> _Job_
In the listing below, locate the lines that hold the string "İMTİNA". Copy those lines.

####################

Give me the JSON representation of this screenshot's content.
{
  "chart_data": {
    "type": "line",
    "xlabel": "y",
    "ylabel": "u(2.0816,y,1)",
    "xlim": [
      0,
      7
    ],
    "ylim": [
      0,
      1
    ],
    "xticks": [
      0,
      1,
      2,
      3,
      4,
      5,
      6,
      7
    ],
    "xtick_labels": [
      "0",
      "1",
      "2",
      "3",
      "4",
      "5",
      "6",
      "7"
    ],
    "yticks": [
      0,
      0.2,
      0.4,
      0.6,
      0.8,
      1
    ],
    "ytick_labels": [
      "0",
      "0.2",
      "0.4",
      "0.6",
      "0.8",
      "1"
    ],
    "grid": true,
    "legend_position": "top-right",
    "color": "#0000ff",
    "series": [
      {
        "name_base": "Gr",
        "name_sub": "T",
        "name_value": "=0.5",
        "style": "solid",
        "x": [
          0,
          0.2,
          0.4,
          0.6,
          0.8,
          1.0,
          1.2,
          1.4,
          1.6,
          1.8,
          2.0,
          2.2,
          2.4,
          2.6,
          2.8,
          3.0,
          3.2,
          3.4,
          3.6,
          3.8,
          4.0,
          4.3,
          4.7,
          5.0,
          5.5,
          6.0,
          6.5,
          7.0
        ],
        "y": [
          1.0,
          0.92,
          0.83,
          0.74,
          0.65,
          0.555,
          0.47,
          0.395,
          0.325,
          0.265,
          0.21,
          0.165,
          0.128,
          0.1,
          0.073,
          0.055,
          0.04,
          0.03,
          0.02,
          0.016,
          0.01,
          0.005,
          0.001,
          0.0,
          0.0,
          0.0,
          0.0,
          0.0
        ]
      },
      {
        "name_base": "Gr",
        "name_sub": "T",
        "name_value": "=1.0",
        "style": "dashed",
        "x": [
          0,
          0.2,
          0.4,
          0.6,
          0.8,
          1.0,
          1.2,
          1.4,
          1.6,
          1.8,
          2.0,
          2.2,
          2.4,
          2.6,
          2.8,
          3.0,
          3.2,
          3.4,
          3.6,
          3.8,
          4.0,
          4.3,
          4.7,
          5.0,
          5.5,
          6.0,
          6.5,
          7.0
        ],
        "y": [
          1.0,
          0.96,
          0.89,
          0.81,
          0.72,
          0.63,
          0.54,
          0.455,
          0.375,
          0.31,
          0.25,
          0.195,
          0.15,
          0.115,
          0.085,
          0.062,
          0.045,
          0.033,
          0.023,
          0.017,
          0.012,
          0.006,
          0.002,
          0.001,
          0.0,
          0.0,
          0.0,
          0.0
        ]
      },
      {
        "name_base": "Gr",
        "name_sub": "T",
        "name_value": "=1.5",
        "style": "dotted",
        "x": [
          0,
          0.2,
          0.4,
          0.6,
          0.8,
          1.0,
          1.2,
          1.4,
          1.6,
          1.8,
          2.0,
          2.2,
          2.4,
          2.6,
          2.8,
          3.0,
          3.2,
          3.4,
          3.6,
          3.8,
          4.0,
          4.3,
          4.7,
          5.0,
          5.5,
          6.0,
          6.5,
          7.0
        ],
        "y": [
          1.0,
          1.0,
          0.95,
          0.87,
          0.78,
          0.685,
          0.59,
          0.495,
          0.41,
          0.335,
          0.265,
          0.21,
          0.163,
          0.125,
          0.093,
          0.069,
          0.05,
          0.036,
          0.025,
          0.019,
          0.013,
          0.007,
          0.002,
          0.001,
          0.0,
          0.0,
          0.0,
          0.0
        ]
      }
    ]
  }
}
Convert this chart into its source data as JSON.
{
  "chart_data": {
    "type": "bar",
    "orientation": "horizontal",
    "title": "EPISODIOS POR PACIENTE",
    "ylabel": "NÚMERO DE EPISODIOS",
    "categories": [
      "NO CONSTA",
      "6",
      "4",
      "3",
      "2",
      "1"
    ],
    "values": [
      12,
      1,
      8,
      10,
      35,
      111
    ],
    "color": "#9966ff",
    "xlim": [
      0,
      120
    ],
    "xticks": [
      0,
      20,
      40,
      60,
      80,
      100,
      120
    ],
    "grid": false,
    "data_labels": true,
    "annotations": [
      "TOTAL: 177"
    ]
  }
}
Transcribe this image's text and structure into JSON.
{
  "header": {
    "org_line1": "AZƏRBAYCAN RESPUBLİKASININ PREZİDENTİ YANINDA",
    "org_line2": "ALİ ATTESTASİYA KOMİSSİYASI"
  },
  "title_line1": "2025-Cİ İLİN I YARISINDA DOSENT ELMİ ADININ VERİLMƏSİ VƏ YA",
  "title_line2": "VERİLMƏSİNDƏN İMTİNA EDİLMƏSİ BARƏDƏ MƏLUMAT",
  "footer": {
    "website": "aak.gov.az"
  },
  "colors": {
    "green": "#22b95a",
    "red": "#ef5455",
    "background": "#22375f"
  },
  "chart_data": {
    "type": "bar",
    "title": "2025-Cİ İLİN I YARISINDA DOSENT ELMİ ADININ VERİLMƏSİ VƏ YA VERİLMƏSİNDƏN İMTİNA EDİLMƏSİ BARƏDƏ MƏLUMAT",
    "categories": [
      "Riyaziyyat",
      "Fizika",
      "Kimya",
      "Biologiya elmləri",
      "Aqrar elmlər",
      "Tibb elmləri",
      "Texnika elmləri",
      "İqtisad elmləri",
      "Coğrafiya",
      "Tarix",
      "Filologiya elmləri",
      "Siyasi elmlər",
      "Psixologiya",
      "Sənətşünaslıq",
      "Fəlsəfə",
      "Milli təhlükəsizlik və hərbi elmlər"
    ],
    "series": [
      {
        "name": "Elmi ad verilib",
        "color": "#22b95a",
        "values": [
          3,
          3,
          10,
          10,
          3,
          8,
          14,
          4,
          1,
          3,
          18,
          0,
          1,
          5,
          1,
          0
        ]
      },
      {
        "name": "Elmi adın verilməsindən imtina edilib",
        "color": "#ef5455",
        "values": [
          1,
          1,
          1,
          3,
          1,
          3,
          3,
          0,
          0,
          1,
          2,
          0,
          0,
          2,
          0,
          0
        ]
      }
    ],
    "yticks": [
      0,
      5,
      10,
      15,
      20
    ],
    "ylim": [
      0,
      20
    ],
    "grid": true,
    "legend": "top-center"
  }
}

####################

> _Exercise result_
  "title_line2": "VERİLMƏSİNDƏN İMTİNA EDİLMƏSİ BARƏDƏ MƏLUMAT",
    "title": "2025-Cİ İLİN I YARISINDA DOSENT ELMİ ADININ VERİLMƏSİ VƏ YA VERİLMƏSİNDƏN İMTİNA EDİLMƏSİ BARƏDƏ MƏLUMAT",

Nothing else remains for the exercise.